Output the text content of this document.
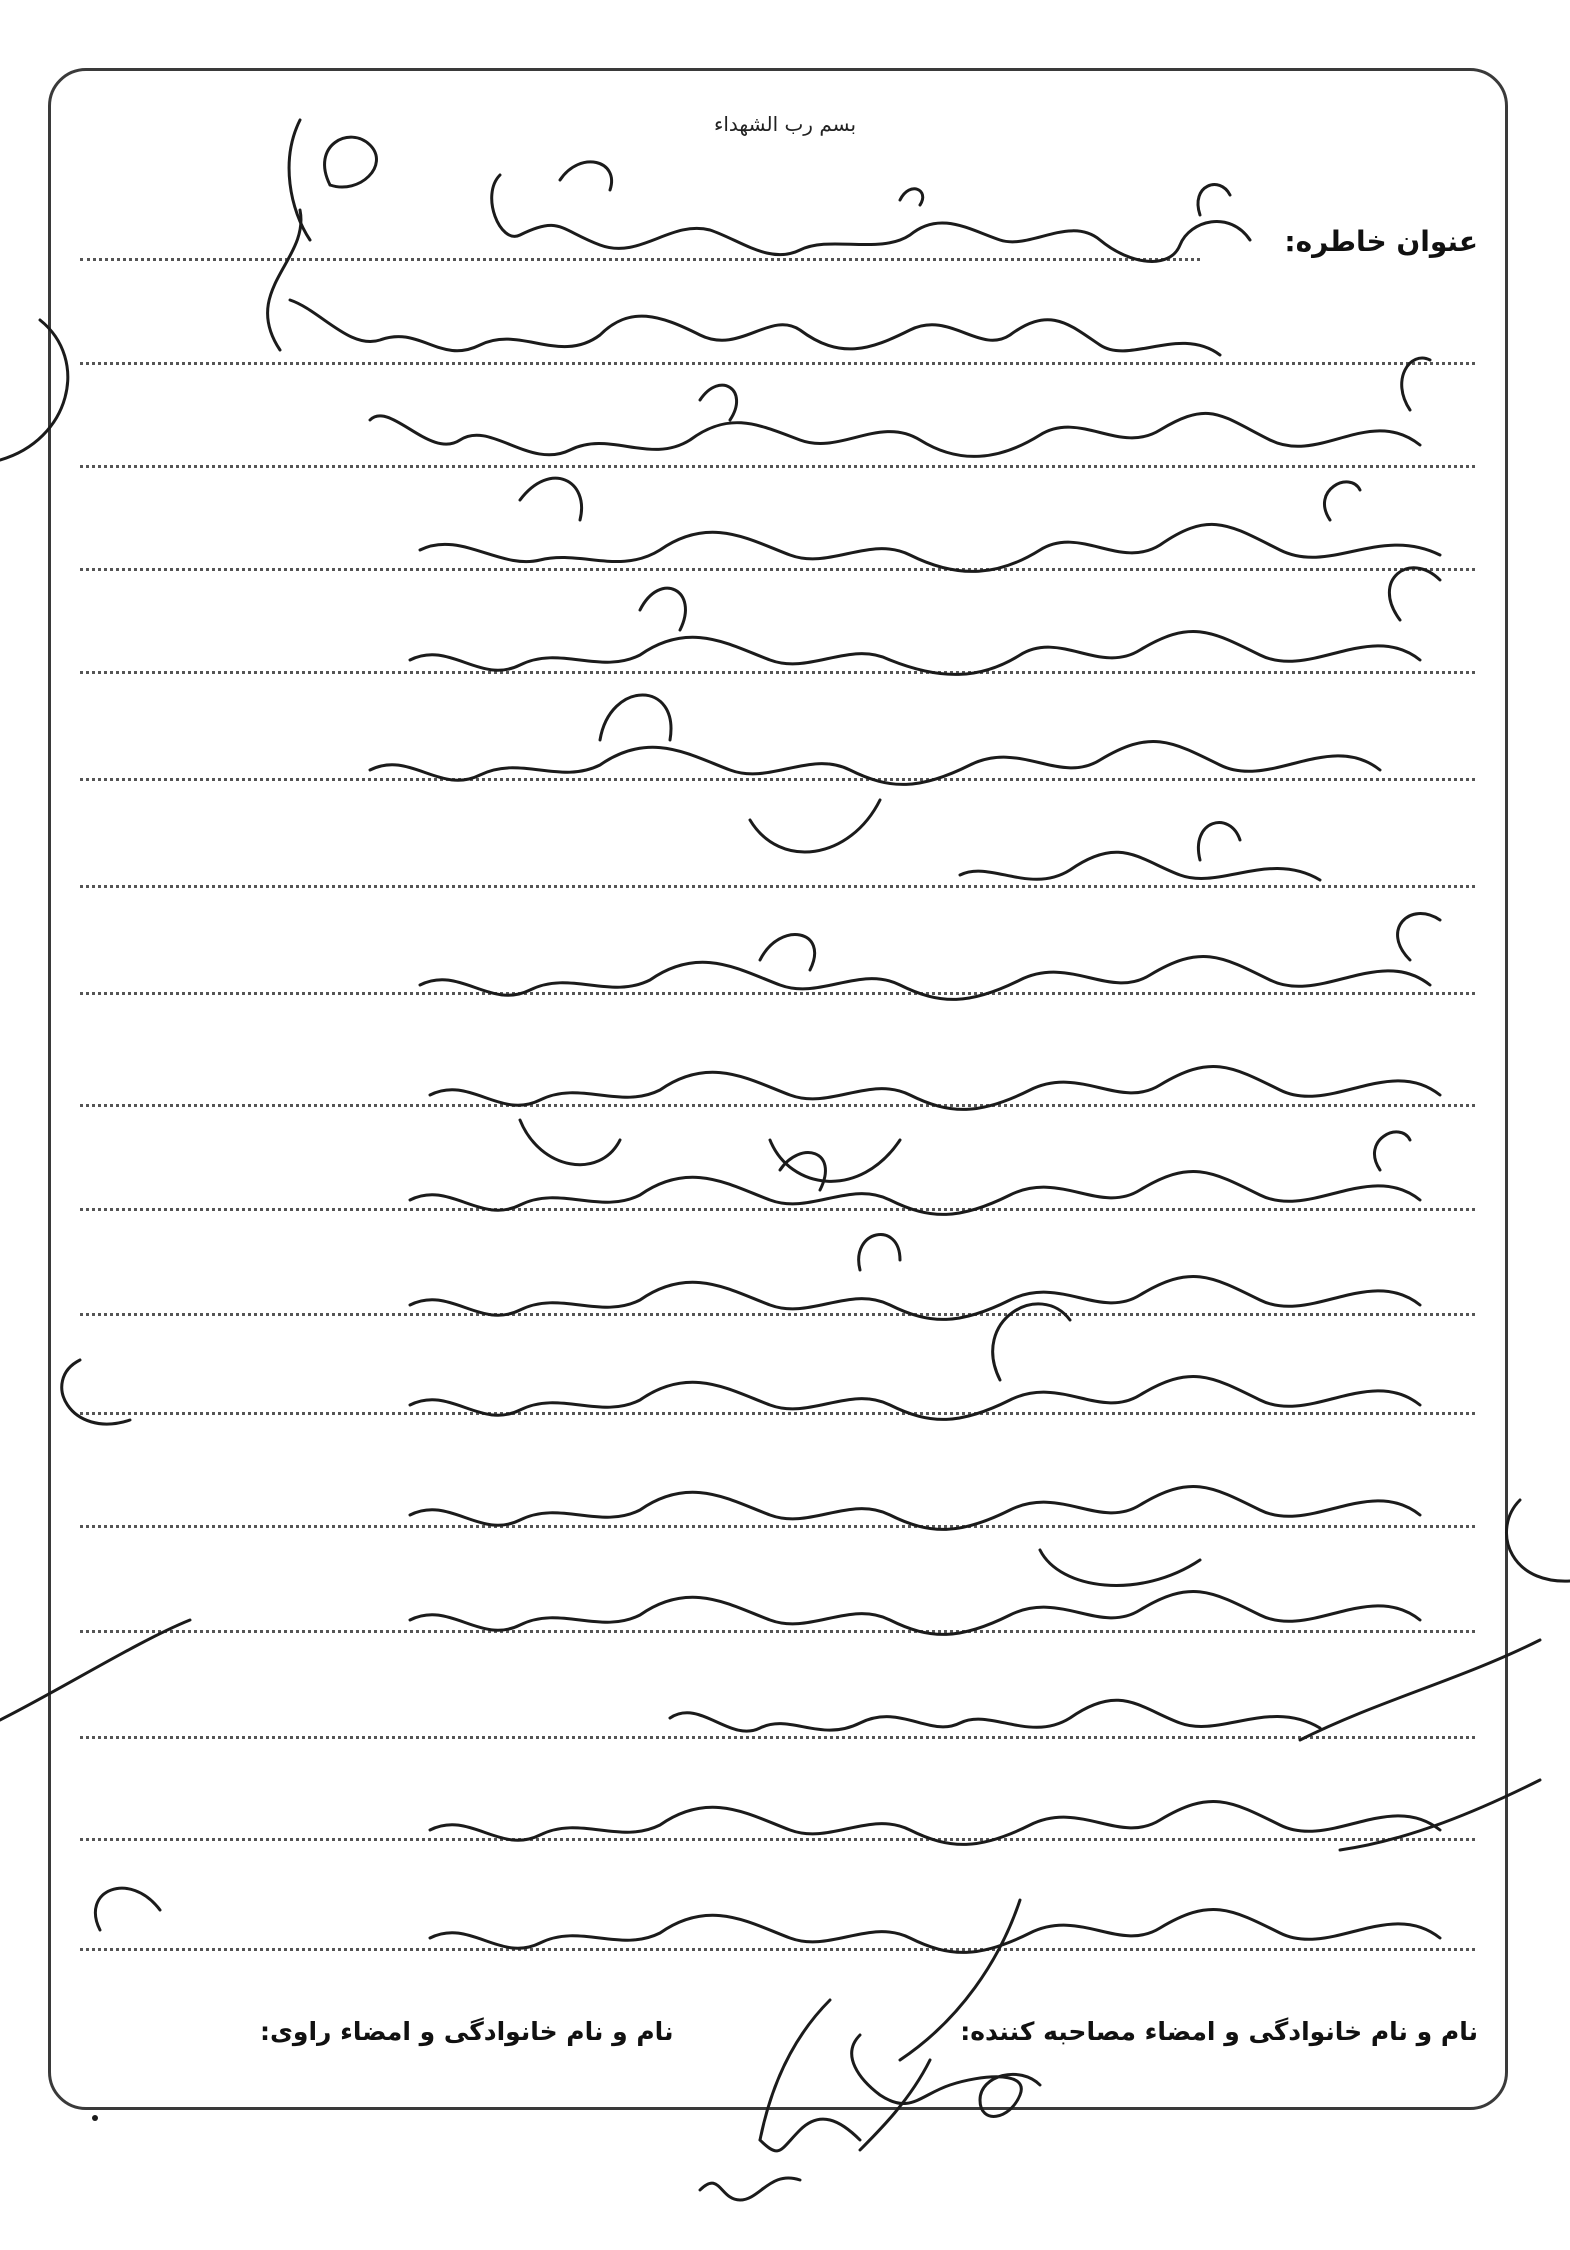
بسم رب الشهداء
عنوان خاطره:
نام و نام خانوادگی و امضاء مصاحبه کننده:
نام و نام خانوادگی و امضاء راوی:
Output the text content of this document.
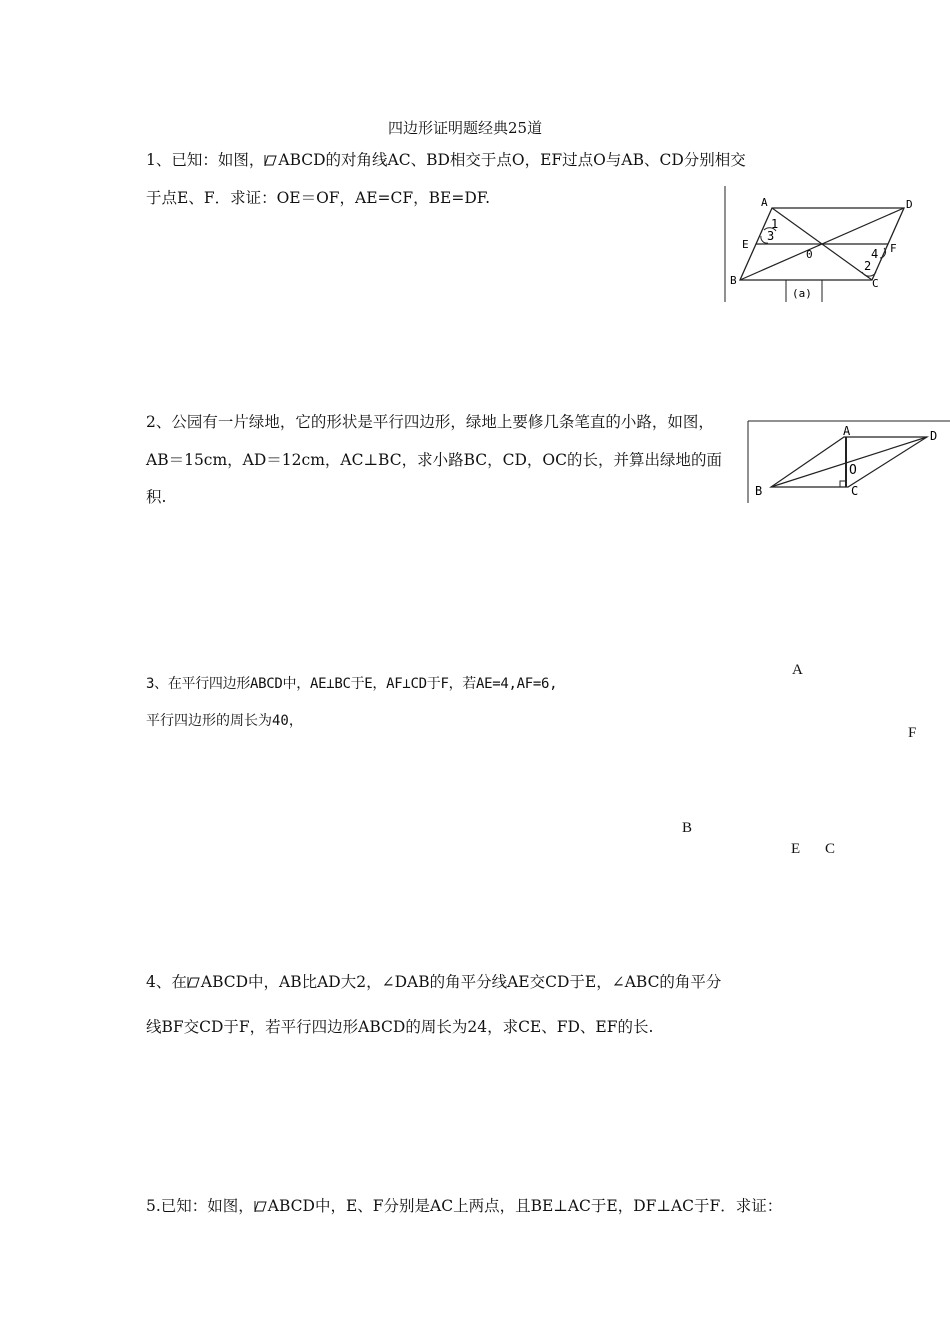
四边形证明题经典25道
1、已知：如图， ABCD的对角线AC、BD相交于点O，EF过点O与AB、CD分别相交
于点E、F．求证：OE＝OF，AE=CF，BE=DF.	A	D
E	F
B	C
0
1
2
3
4
(a)
2、公园有一片绿地，它的形状是平行四边形，绿地上要修几条笔直的小路，如图，
AB＝15cm，AD＝12cm，AC⊥BC，求小路BC，CD，OC的长，并算出绿地的面
积.
A	D
B	C
O
3、在平行四边形ABCD中，AE⊥BC于E，AF⊥CD于F，若AE=4,AF=6,
平行四边形的周长为40，
A
F
B
E C
4、在 ABCD中，AB比AD大2，∠DAB的角平分线AE交CD于E，∠ABC的角平分
线BF交CD于F，若平行四边形ABCD的周长为24，求CE、FD、EF的长.
5.已知：如图， ABCD中，E、F分别是AC上两点，且BE⊥AC于E，DF⊥AC于F．求证：
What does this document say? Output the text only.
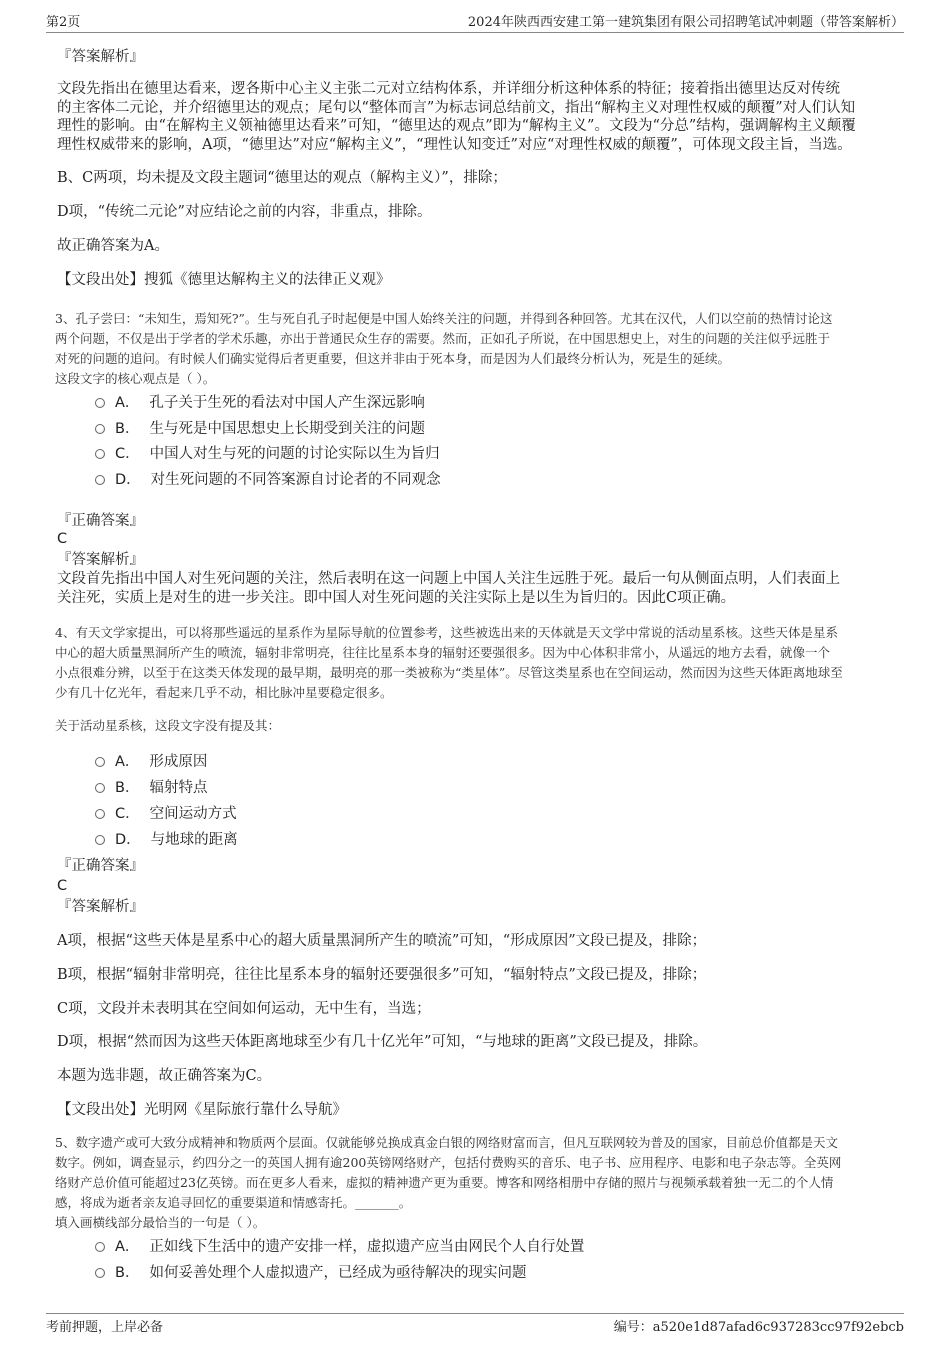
第2页	2024年陕西西安建工第一建筑集团有限公司招聘笔试冲刺题（带答案解析）
『答案解析』
文段先指出在德里达看来，逻各斯中心主义主张二元对立结构体系，并详细分析这种体系的特征；接着指出德里达反对传统
的主客体二元论，并介绍德里达的观点；尾句以“整体而言”为标志词总结前文，指出“解构主义对理性权威的颠覆”对人们认知
理性的影响。由“在解构主义领袖德里达看来”可知，“德里达的观点”即为“解构主义”。文段为“分总”结构，强调解构主义颠覆
理性权威带来的影响，A项，“德里达”对应“解构主义”，“理性认知变迁”对应“对理性权威的颠覆”，可体现文段主旨，当选。
B、C两项，均未提及文段主题词“德里达的观点（解构主义）”，排除；
D项，“传统二元论”对应结论之前的内容，非重点，排除。
故正确答案为A。
【文段出处】搜狐《德里达解构主义的法律正义观》
3、孔子尝曰：“未知生，焉知死?”。生与死自孔子时起便是中国人始终关注的问题，并得到各种回答。尤其在汉代，人们以空前的热情讨论这
两个问题，不仅是出于学者的学术乐趣，亦出于普通民众生存的需要。然而，正如孔子所说，在中国思想史上，对生的问题的关注似乎远胜于
对死的问题的追问。有时候人们确实觉得后者更重要，但这并非由于死本身，而是因为人们最终分析认为，死是生的延续。
这段文字的核心观点是（ ）。
A． 孔子关于生死的看法对中国人产生深远影响
B． 生与死是中国思想史上长期受到关注的问题
C． 中国人对生与死的问题的讨论实际以生为旨归
D． 对生死问题的不同答案源自讨论者的不同观念
『正确答案』
C
『答案解析』
文段首先指出中国人对生死问题的关注，然后表明在这一问题上中国人关注生远胜于死。最后一句从侧面点明，人们表面上
关注死，实质上是对生的进一步关注。即中国人对生死问题的关注实际上是以生为旨归的。因此C项正确。
4、有天文学家提出，可以将那些遥远的星系作为星际导航的位置参考，这些被选出来的天体就是天文学中常说的活动星系核。这些天体是星系
中心的超大质量黑洞所产生的喷流，辐射非常明亮，往往比星系本身的辐射还要强很多。因为中心体积非常小，从遥远的地方去看，就像一个
小点很难分辨，以至于在这类天体发现的最早期，最明亮的那一类被称为“类星体”。尽管这类星系也在空间运动，然而因为这些天体距离地球至
少有几十亿光年，看起来几乎不动，相比脉冲星要稳定很多。
关于活动星系核，这段文字没有提及其：
A． 形成原因
B． 辐射特点
C． 空间运动方式
D． 与地球的距离
『正确答案』
C
『答案解析』
A项，根据“这些天体是星系中心的超大质量黑洞所产生的喷流”可知，“形成原因”文段已提及，排除；
B项，根据“辐射非常明亮，往往比星系本身的辐射还要强很多”可知，“辐射特点”文段已提及，排除；
C项，文段并未表明其在空间如何运动，无中生有，当选；
D项，根据“然而因为这些天体距离地球至少有几十亿光年”可知，“与地球的距离”文段已提及，排除。
本题为选非题，故正确答案为C。
【文段出处】光明网《星际旅行靠什么导航》
5、数字遗产或可大致分成精神和物质两个层面。仅就能够兑换成真金白银的网络财富而言，但凡互联网较为普及的国家，目前总价值都是天文
数字。例如，调查显示，约四分之一的英国人拥有逾200英镑网络财产，包括付费购买的音乐、电子书、应用程序、电影和电子杂志等。全英网
络财产总价值可能超过23亿英镑。而在更多人看来，虚拟的精神遗产更为重要。博客和网络相册中存储的照片与视频承载着独一无二的个人情
感，将成为逝者亲友追寻回忆的重要渠道和情感寄托。_______。
填入画横线部分最恰当的一句是（ ）。
A． 正如线下生活中的遗产安排一样，虚拟遗产应当由网民个人自行处置
B． 如何妥善处理个人虚拟遗产，已经成为亟待解决的现实问题
考前押题，上岸必备	编号：a520e1d87afad6c937283cc97f92ebcb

====================

TASK: Copy every entry exactly as written. Pictures are excluded.

FULL OUTPUT:
Output the text content of this document.
بسم رب الشهداء
عنوان خاطره:
نام و نام خانوادگی و امضاء مصاحبه کننده:
نام و نام خانوادگی و امضاء راوی:
Output the text content of this document.
四边形证明题经典25道
1、已知：如图， ABCD的对角线AC、BD相交于点O，EF过点O与AB、CD分别相交
于点E、F．求证：OE＝OF，AE=CF，BE=DF.	A	D
E	F
B	C
0
1
2
3
4
(a)
2、公园有一片绿地，它的形状是平行四边形，绿地上要修几条笔直的小路，如图，
AB＝15cm，AD＝12cm，AC⊥BC，求小路BC，CD，OC的长，并算出绿地的面
积.
A	D
B	C
O
3、在平行四边形ABCD中，AE⊥BC于E，AF⊥CD于F，若AE=4,AF=6,
平行四边形的周长为40，
A
F
B
E C
4、在 ABCD中，AB比AD大2，∠DAB的角平分线AE交CD于E，∠ABC的角平分
线BF交CD于F，若平行四边形ABCD的周长为24，求CE、FD、EF的长.
5.已知：如图， ABCD中，E、F分别是AC上两点，且BE⊥AC于E，DF⊥AC于F．求证：
What does this document say? Output the text only.
第2页	2024年陕西西安建工第一建筑集团有限公司招聘笔试冲刺题（带答案解析）
『答案解析』
文段先指出在德里达看来，逻各斯中心主义主张二元对立结构体系，并详细分析这种体系的特征；接着指出德里达反对传统
的主客体二元论，并介绍德里达的观点；尾句以“整体而言”为标志词总结前文，指出“解构主义对理性权威的颠覆”对人们认知
理性的影响。由“在解构主义领袖德里达看来”可知，“德里达的观点”即为“解构主义”。文段为“分总”结构，强调解构主义颠覆
理性权威带来的影响，A项，“德里达”对应“解构主义”，“理性认知变迁”对应“对理性权威的颠覆”，可体现文段主旨，当选。
B、C两项，均未提及文段主题词“德里达的观点（解构主义）”，排除；
D项，“传统二元论”对应结论之前的内容，非重点，排除。
故正确答案为A。
【文段出处】搜狐《德里达解构主义的法律正义观》
3、孔子尝曰：“未知生，焉知死?”。生与死自孔子时起便是中国人始终关注的问题，并得到各种回答。尤其在汉代，人们以空前的热情讨论这
两个问题，不仅是出于学者的学术乐趣，亦出于普通民众生存的需要。然而，正如孔子所说，在中国思想史上，对生的问题的关注似乎远胜于
对死的问题的追问。有时候人们确实觉得后者更重要，但这并非由于死本身，而是因为人们最终分析认为，死是生的延续。
这段文字的核心观点是（ ）。
A． 孔子关于生死的看法对中国人产生深远影响
B． 生与死是中国思想史上长期受到关注的问题
C． 中国人对生与死的问题的讨论实际以生为旨归
D． 对生死问题的不同答案源自讨论者的不同观念
『正确答案』
C
『答案解析』
文段首先指出中国人对生死问题的关注，然后表明在这一问题上中国人关注生远胜于死。最后一句从侧面点明，人们表面上
关注死，实质上是对生的进一步关注。即中国人对生死问题的关注实际上是以生为旨归的。因此C项正确。
4、有天文学家提出，可以将那些遥远的星系作为星际导航的位置参考，这些被选出来的天体就是天文学中常说的活动星系核。这些天体是星系
中心的超大质量黑洞所产生的喷流，辐射非常明亮，往往比星系本身的辐射还要强很多。因为中心体积非常小，从遥远的地方去看，就像一个
小点很难分辨，以至于在这类天体发现的最早期，最明亮的那一类被称为“类星体”。尽管这类星系也在空间运动，然而因为这些天体距离地球至
少有几十亿光年，看起来几乎不动，相比脉冲星要稳定很多。
关于活动星系核，这段文字没有提及其：
A． 形成原因
B． 辐射特点
C． 空间运动方式
D． 与地球的距离
『正确答案』
C
『答案解析』
A项，根据“这些天体是星系中心的超大质量黑洞所产生的喷流”可知，“形成原因”文段已提及，排除；
B项，根据“辐射非常明亮，往往比星系本身的辐射还要强很多”可知，“辐射特点”文段已提及，排除；
C项，文段并未表明其在空间如何运动，无中生有，当选；
D项，根据“然而因为这些天体距离地球至少有几十亿光年”可知，“与地球的距离”文段已提及，排除。
本题为选非题，故正确答案为C。
【文段出处】光明网《星际旅行靠什么导航》
5、数字遗产或可大致分成精神和物质两个层面。仅就能够兑换成真金白银的网络财富而言，但凡互联网较为普及的国家，目前总价值都是天文
数字。例如，调查显示，约四分之一的英国人拥有逾200英镑网络财产，包括付费购买的音乐、电子书、应用程序、电影和电子杂志等。全英网
络财产总价值可能超过23亿英镑。而在更多人看来，虚拟的精神遗产更为重要。博客和网络相册中存储的照片与视频承载着独一无二的个人情
感，将成为逝者亲友追寻回忆的重要渠道和情感寄托。_______。
填入画横线部分最恰当的一句是（ ）。
A． 正如线下生活中的遗产安排一样，虚拟遗产应当由网民个人自行处置
B． 如何妥善处理个人虚拟遗产，已经成为亟待解决的现实问题
考前押题，上岸必备	编号：a520e1d87afad6c937283cc97f92ebcb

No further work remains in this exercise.